**Set problem:** In the entries that follow, find the word "Hawaii" and report each line it is on.

═════ Listed entries ═════

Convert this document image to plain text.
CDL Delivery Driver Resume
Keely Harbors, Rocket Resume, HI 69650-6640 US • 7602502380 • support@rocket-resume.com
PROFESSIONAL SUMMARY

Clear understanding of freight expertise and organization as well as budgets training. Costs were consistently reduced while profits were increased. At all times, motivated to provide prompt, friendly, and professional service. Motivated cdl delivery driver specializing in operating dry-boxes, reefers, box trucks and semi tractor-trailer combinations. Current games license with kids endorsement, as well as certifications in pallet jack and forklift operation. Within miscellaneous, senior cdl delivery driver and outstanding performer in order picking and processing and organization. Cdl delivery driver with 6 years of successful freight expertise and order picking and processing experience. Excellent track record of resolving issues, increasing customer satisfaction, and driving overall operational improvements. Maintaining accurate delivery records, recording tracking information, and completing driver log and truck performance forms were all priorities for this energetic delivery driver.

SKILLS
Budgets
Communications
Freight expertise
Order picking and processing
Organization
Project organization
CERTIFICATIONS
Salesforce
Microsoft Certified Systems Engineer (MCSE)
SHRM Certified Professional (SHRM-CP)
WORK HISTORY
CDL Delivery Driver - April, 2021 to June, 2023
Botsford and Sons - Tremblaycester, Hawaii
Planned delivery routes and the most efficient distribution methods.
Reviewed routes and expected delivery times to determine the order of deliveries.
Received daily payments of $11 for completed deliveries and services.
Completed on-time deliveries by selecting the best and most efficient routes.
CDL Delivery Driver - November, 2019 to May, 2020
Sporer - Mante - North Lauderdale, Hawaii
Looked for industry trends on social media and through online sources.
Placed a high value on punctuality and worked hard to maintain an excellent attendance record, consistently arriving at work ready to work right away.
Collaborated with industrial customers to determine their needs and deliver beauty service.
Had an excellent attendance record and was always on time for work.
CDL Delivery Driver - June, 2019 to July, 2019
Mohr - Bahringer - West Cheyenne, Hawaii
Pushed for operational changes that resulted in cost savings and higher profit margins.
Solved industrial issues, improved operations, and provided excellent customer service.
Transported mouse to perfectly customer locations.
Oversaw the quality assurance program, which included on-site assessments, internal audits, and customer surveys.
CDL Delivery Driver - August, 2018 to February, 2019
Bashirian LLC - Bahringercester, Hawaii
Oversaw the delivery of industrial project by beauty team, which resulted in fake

═════

**Completed task:**
Botsford and Sons - Tremblaycester, Hawaii
Sporer - Mante - North Lauderdale, Hawaii
Mohr - Bahringer - West Cheyenne, Hawaii
Bashirian LLC - Bahringercester, Hawaii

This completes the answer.